● **Information given**:
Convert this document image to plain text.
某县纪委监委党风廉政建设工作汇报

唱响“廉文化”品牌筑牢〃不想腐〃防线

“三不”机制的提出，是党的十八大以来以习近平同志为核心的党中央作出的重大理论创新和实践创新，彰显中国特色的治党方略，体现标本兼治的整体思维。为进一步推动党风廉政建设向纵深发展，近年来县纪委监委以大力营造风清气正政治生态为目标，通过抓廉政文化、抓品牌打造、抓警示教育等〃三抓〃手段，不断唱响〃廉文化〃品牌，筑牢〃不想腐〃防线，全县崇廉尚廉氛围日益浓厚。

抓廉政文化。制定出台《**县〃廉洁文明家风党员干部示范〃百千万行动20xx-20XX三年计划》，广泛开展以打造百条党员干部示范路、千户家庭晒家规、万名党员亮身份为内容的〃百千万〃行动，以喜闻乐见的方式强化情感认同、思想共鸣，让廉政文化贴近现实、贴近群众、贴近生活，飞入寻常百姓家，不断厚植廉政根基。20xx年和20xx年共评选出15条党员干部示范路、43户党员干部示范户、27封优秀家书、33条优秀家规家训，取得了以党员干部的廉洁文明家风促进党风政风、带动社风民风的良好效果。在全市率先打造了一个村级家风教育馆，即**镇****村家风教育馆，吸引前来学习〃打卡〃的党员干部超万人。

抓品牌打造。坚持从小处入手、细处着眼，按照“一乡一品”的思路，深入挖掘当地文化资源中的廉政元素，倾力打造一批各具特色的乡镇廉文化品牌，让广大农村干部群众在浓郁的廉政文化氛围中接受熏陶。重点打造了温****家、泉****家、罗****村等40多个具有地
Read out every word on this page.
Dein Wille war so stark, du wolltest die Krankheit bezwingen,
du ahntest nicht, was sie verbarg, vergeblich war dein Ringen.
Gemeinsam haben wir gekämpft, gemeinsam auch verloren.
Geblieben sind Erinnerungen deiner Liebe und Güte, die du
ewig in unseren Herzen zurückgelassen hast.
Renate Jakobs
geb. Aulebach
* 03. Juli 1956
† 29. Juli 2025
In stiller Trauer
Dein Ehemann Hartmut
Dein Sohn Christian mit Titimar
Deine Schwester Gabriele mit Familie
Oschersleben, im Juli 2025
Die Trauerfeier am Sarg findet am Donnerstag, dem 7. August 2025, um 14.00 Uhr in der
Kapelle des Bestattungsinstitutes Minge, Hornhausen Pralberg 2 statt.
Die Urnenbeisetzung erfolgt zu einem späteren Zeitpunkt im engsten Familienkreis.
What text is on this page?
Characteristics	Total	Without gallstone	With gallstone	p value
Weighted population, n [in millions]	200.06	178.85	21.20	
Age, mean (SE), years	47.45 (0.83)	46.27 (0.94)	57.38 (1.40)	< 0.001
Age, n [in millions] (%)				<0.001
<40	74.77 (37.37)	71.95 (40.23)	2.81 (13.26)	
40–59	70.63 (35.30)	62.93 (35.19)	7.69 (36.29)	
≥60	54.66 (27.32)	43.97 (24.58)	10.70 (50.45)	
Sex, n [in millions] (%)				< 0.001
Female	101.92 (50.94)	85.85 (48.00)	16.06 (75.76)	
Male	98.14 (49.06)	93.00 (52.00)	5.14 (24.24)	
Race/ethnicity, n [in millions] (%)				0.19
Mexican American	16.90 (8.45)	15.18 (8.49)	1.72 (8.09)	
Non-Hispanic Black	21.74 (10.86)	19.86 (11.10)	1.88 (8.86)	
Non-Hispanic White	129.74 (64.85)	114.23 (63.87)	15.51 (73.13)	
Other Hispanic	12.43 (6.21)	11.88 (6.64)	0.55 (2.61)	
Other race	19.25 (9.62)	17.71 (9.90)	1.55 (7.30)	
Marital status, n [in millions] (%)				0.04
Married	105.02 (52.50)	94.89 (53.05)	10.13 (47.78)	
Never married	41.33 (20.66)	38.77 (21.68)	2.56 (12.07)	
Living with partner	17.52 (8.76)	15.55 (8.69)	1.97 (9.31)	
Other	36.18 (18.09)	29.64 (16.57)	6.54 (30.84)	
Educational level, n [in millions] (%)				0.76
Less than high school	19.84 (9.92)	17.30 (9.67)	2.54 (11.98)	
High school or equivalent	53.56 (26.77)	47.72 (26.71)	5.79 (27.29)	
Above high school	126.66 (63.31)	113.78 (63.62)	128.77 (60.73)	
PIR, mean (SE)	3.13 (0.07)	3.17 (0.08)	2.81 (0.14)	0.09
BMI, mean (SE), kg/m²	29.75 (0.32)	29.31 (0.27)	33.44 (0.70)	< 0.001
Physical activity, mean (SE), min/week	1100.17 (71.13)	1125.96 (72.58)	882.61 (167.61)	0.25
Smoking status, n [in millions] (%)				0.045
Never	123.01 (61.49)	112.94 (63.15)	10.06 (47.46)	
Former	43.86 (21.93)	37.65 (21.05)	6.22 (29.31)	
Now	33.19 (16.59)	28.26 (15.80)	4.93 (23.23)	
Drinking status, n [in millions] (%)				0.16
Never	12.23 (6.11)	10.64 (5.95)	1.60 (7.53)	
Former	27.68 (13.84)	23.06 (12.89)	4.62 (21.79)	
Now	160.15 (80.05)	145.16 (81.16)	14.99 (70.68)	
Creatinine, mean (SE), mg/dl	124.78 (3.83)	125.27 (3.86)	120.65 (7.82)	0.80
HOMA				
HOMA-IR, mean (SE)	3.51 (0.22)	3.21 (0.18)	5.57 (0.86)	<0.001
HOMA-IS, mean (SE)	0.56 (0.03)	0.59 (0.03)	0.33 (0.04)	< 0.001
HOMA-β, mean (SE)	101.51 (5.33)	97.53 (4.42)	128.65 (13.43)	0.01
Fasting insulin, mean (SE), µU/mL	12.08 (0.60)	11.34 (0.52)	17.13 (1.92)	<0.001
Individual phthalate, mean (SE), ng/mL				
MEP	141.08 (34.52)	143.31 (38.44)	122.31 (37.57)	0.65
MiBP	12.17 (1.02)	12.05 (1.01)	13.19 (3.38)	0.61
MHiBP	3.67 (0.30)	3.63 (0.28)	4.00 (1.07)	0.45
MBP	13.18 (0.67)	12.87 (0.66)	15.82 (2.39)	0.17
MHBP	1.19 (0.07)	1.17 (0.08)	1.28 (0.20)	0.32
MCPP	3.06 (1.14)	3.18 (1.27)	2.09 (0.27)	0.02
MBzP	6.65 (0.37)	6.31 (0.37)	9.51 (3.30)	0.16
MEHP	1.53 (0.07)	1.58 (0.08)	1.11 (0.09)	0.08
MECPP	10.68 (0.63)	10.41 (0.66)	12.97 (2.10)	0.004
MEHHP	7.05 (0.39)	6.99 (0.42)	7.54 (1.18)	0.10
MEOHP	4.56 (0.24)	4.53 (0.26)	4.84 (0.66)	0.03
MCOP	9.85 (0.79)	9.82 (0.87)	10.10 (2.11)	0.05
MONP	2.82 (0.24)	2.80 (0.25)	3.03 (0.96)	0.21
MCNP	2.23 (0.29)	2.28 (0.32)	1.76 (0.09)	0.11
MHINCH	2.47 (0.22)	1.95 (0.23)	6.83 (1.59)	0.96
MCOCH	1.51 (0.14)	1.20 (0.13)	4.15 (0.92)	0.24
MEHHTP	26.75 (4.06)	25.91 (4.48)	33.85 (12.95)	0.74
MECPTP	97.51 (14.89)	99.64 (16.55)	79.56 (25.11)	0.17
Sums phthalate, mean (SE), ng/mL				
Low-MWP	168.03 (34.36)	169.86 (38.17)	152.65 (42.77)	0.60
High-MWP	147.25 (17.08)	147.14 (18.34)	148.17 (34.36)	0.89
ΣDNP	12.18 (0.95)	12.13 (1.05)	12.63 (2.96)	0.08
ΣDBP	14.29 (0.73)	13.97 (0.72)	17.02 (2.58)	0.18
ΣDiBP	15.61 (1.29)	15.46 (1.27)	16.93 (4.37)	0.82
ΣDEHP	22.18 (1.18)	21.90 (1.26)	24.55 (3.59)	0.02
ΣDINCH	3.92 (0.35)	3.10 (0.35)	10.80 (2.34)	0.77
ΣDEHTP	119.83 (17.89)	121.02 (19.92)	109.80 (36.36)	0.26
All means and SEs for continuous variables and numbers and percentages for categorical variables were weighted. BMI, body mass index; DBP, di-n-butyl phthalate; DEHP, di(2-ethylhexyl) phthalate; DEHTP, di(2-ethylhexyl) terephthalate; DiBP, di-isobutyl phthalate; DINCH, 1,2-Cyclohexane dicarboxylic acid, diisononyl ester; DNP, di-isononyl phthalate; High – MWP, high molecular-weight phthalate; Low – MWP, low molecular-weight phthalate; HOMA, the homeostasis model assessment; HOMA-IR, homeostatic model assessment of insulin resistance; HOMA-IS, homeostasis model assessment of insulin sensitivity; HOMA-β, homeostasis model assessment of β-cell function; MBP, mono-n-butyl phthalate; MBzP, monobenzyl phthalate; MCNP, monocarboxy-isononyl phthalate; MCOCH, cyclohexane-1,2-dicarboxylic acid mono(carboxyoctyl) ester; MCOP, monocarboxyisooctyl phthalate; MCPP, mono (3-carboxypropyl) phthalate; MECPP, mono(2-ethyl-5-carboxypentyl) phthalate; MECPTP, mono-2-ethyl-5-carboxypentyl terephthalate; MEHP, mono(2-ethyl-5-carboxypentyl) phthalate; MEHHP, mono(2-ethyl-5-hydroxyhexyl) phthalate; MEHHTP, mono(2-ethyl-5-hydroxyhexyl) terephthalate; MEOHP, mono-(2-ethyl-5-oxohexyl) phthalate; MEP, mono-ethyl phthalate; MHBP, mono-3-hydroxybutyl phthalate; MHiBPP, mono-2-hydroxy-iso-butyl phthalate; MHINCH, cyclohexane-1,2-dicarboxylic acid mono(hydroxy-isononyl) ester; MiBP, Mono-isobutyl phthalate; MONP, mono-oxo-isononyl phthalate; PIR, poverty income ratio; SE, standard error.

● **What needs to be done**: Return only the number of lines in the data that contain "Former".

● **The reply**: 2